── Provided information ──

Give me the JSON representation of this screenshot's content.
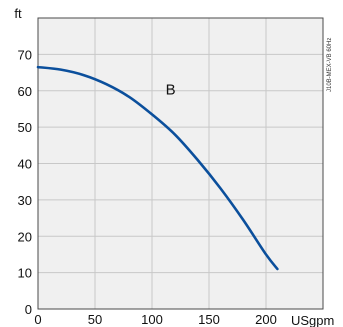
{
  "chart_data": {
    "type": "line",
    "x_unit": "USgpm",
    "y_unit": "ft",
    "xlim": [
      0,
      250
    ],
    "ylim": [
      0,
      80
    ],
    "x_ticks": [
      0,
      50,
      100,
      150,
      200
    ],
    "y_ticks": [
      0,
      10,
      20,
      30,
      40,
      50,
      60,
      70
    ],
    "grid": true,
    "side_note": "J10B-MEX-VB 60Hz",
    "series": [
      {
        "name": "B",
        "color": "#0b4f9c",
        "x": [
          0,
          20,
          40,
          60,
          80,
          100,
          120,
          140,
          160,
          180,
          200,
          210
        ],
        "y": [
          66.5,
          65.8,
          64.3,
          61.8,
          58.3,
          53.5,
          48.0,
          41.0,
          33.2,
          24.5,
          15.0,
          11.0
        ]
      }
    ]
  }
}
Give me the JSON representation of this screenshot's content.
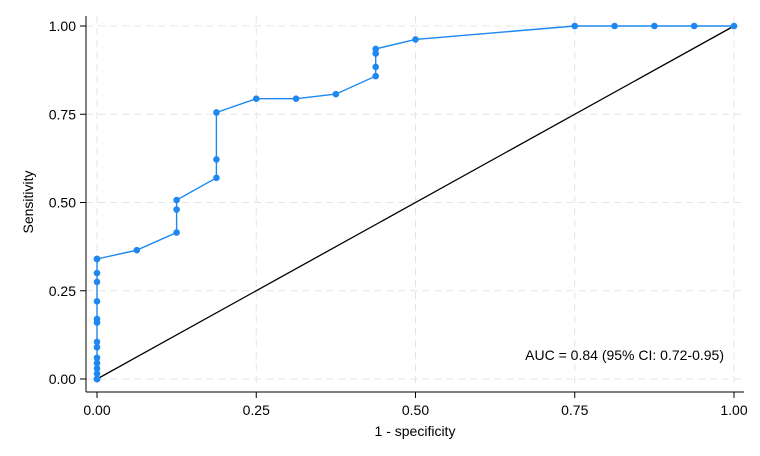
{
  "chart_data": {
    "type": "line",
    "title": "",
    "xlabel": "1 - specificity",
    "ylabel": "Sensitivity",
    "xlim": [
      0,
      1
    ],
    "ylim": [
      0,
      1
    ],
    "xticks": [
      "0.00",
      "0.25",
      "0.50",
      "0.75",
      "1.00"
    ],
    "yticks": [
      "0.00",
      "0.25",
      "0.50",
      "0.75",
      "1.00"
    ],
    "grid": true,
    "annotation": "AUC = 0.84 (95% CI: 0.72-0.95)",
    "colors": {
      "roc": "#1e88f0",
      "reference": "#000000",
      "grid": "#e4e4e4"
    },
    "series": [
      {
        "type": "line-with-markers",
        "x": [
          0,
          0,
          0,
          0,
          0,
          0,
          0,
          0,
          0,
          0,
          0,
          0,
          0,
          0,
          0,
          0,
          0.0625,
          0.125,
          0.125,
          0.125,
          0.1875,
          0.1875,
          0.1875,
          0.25,
          0.3125,
          0.375,
          0.4375,
          0.4375,
          0.4375,
          0.4375,
          0.5,
          0.75,
          0.8125,
          0.875,
          0.9375,
          1
        ],
        "y": [
          0,
          0.015,
          0.03,
          0.045,
          0.06,
          0.09,
          0.105,
          0.16,
          0.17,
          0.22,
          0.275,
          0.3,
          0.34,
          0,
          0,
          0.34,
          0.365,
          0.415,
          0.48,
          0.507,
          0.57,
          0.622,
          0.755,
          0.794,
          0.794,
          0.807,
          0.858,
          0.884,
          0.922,
          0.935,
          0.962,
          1,
          1,
          1,
          1,
          1
        ]
      },
      {
        "type": "reference-line",
        "x": [
          0,
          1
        ],
        "y": [
          0,
          1
        ]
      }
    ]
  }
}
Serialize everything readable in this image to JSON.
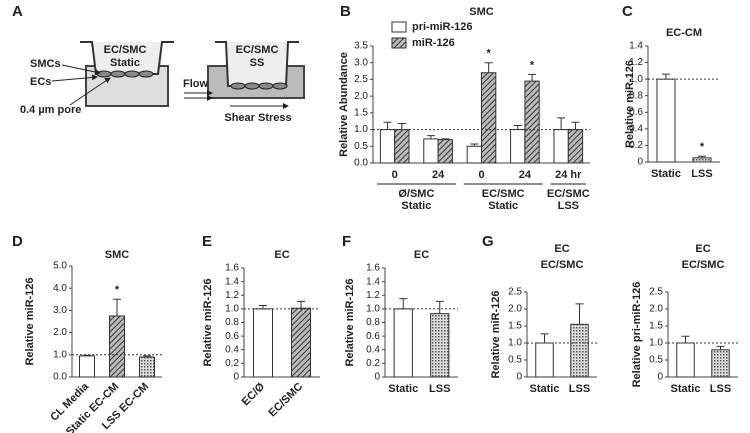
{
  "diagram": {
    "panel": "A",
    "static_title": [
      "EC/SMC",
      "Static"
    ],
    "ss_title": [
      "EC/SMC",
      "SS"
    ],
    "labels": {
      "smcs": "SMCs",
      "ecs": "ECs",
      "pore": "0.4 µm pore",
      "flow": "Flow",
      "shear": "Shear Stress"
    }
  },
  "chart_data": [
    {
      "type": "bar",
      "panel": "B",
      "title": "SMC",
      "ylabel": "Relative Abundance",
      "ylim": [
        0,
        3.5
      ],
      "yticks": [
        {
          "value": 0,
          "label": "0.0"
        },
        0.5,
        {
          "value": 1,
          "label": "1.0"
        },
        1.5,
        {
          "value": 2,
          "label": "2.0"
        },
        2.5,
        {
          "value": 3,
          "label": "3.0"
        },
        3.5
      ],
      "reference_line": 1,
      "groups": [
        {
          "name": [
            "Ø/SMC",
            "Static"
          ],
          "categories": [
            "0",
            "24"
          ]
        },
        {
          "name": [
            "EC/SMC",
            "Static"
          ],
          "categories": [
            "0",
            "24"
          ]
        },
        {
          "name": [
            "EC/SMC",
            "LSS"
          ],
          "categories": [
            "24 hr"
          ]
        }
      ],
      "series": [
        {
          "name": "pri-miR-126",
          "fill": "white",
          "values": [
            1.0,
            0.72,
            0.5,
            1.0,
            1.0
          ],
          "errors": [
            0.22,
            0.1,
            0.07,
            0.12,
            0.35
          ]
        },
        {
          "name": "miR-126",
          "fill": "hatch",
          "values": [
            1.0,
            0.7,
            2.7,
            2.45,
            1.0
          ],
          "errors": [
            0.18,
            0.02,
            0.3,
            0.2,
            0.22
          ]
        }
      ],
      "annotations": [
        {
          "text": "*",
          "series": 1,
          "category": 2
        },
        {
          "text": "*",
          "series": 1,
          "category": 3
        }
      ]
    },
    {
      "type": "bar",
      "panel": "C",
      "title": "EC-CM",
      "ylabel": "Relative miR-126",
      "ylim": [
        0,
        1.4
      ],
      "yticks": [
        0,
        0.2,
        0.4,
        0.6,
        0.8,
        {
          "value": 1,
          "label": "1.0"
        },
        1.2,
        1.4
      ],
      "reference_line": 1,
      "categories": [
        "Static",
        "LSS"
      ],
      "fills": [
        "white",
        "dots"
      ],
      "series": [
        {
          "values": [
            1.0,
            0.05
          ],
          "errors": [
            0.06,
            0.02
          ]
        }
      ],
      "annotations": [
        {
          "text": "*",
          "series": 0,
          "category": 1
        }
      ]
    },
    {
      "type": "bar",
      "panel": "D",
      "title": "SMC",
      "ylabel": "Relative miR-126",
      "ylim": [
        0,
        5
      ],
      "yticks": [
        {
          "value": 0,
          "label": "0.0"
        },
        {
          "value": 1,
          "label": "1.0"
        },
        {
          "value": 2,
          "label": "2.0"
        },
        {
          "value": 3,
          "label": "3.0"
        },
        {
          "value": 4,
          "label": "4.0"
        },
        {
          "value": 5,
          "label": "5.0"
        }
      ],
      "reference_line": 1,
      "categories": [
        "CL Media",
        "Static EC-CM",
        "LSS EC-CM"
      ],
      "rotate_labels": true,
      "fills": [
        "white",
        "hatch",
        "dots"
      ],
      "series": [
        {
          "values": [
            0.95,
            2.75,
            0.9
          ],
          "errors": [
            0.03,
            0.75,
            0.05
          ]
        }
      ],
      "annotations": [
        {
          "text": "*",
          "series": 0,
          "category": 1
        }
      ]
    },
    {
      "type": "bar",
      "panel": "E",
      "title": "EC",
      "ylabel": "Relative miR-126",
      "ylim": [
        0,
        1.6
      ],
      "yticks": [
        0,
        0.2,
        0.4,
        0.6,
        0.8,
        {
          "value": 1,
          "label": "1.0"
        },
        1.2,
        1.4,
        1.6
      ],
      "reference_line": 1,
      "categories": [
        "EC/Ø",
        "EC/SMC"
      ],
      "rotate_labels": true,
      "fills": [
        "white",
        "hatch"
      ],
      "series": [
        {
          "values": [
            1.0,
            1.01
          ],
          "errors": [
            0.05,
            0.1
          ]
        }
      ]
    },
    {
      "type": "bar",
      "panel": "F",
      "title": "EC",
      "ylabel": "Relative miR-126",
      "ylim": [
        0,
        1.6
      ],
      "yticks": [
        0,
        0.2,
        0.4,
        0.6,
        0.8,
        {
          "value": 1,
          "label": "1.0"
        },
        1.2,
        1.4,
        1.6
      ],
      "reference_line": 1,
      "categories": [
        "Static",
        "LSS"
      ],
      "fills": [
        "white",
        "dots"
      ],
      "series": [
        {
          "values": [
            1.0,
            0.93
          ],
          "errors": [
            0.15,
            0.18
          ]
        }
      ]
    },
    {
      "type": "bar",
      "panel": "G",
      "title": "EC",
      "subtitle": "EC/SMC",
      "ylabel": "Relative miR-126",
      "ylim": [
        0,
        2.5
      ],
      "yticks": [
        0,
        0.5,
        {
          "value": 1,
          "label": "1.0"
        },
        1.5,
        {
          "value": 2,
          "label": "2.0"
        },
        2.5
      ],
      "reference_line": 1,
      "categories": [
        "Static",
        "LSS"
      ],
      "fills": [
        "white",
        "dots"
      ],
      "series": [
        {
          "values": [
            1.0,
            1.55
          ],
          "errors": [
            0.27,
            0.6
          ]
        }
      ]
    },
    {
      "type": "bar",
      "title": "EC",
      "subtitle": "EC/SMC",
      "ylabel": "Relative pri-miR-126",
      "ylim": [
        0,
        2.5
      ],
      "yticks": [
        0,
        0.5,
        {
          "value": 1,
          "label": "1.0"
        },
        1.5,
        {
          "value": 2,
          "label": "2.0"
        },
        2.5
      ],
      "reference_line": 1,
      "categories": [
        "Static",
        "LSS"
      ],
      "fills": [
        "white",
        "dots"
      ],
      "series": [
        {
          "values": [
            1.0,
            0.8
          ],
          "errors": [
            0.2,
            0.1
          ]
        }
      ]
    }
  ]
}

───

■ **Task goal**
Copy out all lines from the material above that contain the string "category".

■ **Right answer**
          "category": 2
          "category": 3
          "category": 1
          "category": 1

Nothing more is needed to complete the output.